→ STATED PROBLEM
In the entries below, find the lines with the word "Lifetime" and copy them.

→ MATERIAL FOR THIS EXERCISE
┌──

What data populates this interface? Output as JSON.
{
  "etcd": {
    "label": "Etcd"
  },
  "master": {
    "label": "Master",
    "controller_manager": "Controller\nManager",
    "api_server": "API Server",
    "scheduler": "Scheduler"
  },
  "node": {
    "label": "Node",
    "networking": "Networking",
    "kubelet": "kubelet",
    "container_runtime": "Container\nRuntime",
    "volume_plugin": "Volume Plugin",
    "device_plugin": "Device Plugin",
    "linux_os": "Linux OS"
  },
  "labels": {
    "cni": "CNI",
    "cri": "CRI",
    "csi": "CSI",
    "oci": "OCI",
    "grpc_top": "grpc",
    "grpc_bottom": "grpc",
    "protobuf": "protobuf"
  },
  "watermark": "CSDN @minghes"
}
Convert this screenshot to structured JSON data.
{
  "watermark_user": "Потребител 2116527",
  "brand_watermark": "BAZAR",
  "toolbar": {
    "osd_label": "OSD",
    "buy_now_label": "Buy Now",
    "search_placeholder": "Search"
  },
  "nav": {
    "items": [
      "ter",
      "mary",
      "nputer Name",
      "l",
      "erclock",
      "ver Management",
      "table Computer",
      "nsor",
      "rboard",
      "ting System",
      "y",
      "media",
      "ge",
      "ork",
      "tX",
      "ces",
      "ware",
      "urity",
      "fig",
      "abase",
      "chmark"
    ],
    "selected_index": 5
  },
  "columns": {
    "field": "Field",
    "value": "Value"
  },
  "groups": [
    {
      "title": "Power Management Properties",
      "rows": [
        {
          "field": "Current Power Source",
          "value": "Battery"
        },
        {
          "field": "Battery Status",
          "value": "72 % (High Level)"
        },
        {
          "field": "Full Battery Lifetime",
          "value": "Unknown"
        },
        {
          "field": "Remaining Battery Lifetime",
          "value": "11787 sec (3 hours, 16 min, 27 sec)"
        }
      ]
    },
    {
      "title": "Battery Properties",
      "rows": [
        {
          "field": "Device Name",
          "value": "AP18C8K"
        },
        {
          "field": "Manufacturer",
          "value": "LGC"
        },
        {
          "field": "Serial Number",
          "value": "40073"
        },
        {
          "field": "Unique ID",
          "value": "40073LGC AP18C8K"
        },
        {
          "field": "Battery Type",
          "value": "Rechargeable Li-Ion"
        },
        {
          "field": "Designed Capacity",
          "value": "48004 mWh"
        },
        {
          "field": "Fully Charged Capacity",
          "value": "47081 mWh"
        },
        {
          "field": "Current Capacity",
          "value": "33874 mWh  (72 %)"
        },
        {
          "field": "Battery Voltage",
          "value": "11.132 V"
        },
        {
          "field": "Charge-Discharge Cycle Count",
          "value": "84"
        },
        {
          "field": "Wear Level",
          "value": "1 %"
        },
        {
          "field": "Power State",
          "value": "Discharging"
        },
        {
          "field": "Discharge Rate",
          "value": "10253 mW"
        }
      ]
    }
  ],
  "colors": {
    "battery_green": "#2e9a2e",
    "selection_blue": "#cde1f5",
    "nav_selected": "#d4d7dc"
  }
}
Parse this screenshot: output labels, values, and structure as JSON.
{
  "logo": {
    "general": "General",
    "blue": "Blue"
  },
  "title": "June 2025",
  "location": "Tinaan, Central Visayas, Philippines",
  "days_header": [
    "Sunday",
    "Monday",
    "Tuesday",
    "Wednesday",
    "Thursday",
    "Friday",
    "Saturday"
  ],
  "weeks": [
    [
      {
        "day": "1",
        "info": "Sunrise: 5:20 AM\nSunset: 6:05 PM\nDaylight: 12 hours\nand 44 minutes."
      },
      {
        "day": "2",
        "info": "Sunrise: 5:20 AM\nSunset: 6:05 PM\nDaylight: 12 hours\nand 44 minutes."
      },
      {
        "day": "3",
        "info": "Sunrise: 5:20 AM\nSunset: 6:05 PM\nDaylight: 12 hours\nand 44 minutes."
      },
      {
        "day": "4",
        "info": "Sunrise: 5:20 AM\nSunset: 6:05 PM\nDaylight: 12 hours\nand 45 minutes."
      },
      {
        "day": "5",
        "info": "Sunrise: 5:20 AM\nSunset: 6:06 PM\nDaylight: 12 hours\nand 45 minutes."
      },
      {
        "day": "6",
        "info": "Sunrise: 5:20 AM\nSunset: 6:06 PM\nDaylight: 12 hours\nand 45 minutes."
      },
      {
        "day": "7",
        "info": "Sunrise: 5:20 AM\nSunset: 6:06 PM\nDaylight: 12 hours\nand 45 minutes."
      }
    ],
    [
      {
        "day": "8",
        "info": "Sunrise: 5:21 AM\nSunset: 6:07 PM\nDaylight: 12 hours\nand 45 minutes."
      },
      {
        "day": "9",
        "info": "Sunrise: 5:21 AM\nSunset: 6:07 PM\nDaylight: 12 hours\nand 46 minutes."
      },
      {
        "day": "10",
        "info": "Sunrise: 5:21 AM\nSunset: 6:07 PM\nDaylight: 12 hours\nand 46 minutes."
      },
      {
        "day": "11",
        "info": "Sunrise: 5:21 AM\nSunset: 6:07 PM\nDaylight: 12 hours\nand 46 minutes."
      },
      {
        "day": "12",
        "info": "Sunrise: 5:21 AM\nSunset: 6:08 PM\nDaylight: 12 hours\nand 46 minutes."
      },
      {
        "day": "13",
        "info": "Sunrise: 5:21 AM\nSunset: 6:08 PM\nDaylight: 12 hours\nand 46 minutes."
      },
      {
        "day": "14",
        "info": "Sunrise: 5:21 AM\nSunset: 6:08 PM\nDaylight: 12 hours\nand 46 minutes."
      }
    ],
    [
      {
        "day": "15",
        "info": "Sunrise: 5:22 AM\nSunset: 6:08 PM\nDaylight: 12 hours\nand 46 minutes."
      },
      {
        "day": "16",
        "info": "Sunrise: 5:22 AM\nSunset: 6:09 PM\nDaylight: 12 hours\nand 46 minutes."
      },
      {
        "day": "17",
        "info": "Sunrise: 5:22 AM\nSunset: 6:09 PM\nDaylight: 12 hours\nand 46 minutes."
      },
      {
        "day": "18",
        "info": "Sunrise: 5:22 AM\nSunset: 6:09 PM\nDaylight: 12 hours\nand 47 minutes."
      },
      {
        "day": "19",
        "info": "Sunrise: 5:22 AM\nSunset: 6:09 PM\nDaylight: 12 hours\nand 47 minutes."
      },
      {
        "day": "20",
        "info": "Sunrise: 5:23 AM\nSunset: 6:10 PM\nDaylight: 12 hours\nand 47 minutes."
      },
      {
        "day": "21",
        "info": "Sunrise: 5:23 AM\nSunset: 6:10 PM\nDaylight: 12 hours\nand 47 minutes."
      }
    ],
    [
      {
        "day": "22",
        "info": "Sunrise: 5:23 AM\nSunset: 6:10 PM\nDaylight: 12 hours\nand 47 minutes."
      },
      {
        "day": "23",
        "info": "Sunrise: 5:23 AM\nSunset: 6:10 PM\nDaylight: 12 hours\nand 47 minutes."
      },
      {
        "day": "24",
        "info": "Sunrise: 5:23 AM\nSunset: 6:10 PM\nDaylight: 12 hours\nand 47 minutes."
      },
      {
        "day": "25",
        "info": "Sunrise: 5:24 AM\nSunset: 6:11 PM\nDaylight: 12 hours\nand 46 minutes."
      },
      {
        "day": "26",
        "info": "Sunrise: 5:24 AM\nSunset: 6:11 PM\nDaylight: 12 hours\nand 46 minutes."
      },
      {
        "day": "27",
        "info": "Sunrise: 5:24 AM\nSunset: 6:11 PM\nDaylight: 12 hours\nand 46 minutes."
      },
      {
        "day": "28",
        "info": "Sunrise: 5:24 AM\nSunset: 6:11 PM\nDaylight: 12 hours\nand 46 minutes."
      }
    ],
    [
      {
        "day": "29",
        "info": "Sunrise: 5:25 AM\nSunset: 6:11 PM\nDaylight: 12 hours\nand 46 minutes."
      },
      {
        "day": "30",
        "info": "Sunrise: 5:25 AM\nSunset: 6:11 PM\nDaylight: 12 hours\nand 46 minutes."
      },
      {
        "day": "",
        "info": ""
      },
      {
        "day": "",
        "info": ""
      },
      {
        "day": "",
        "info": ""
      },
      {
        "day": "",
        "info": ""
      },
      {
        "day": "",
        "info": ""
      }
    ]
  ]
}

└──

→ WORKED SOLUTION
          "field": "Full Battery Lifetime",
          "field": "Remaining Battery Lifetime",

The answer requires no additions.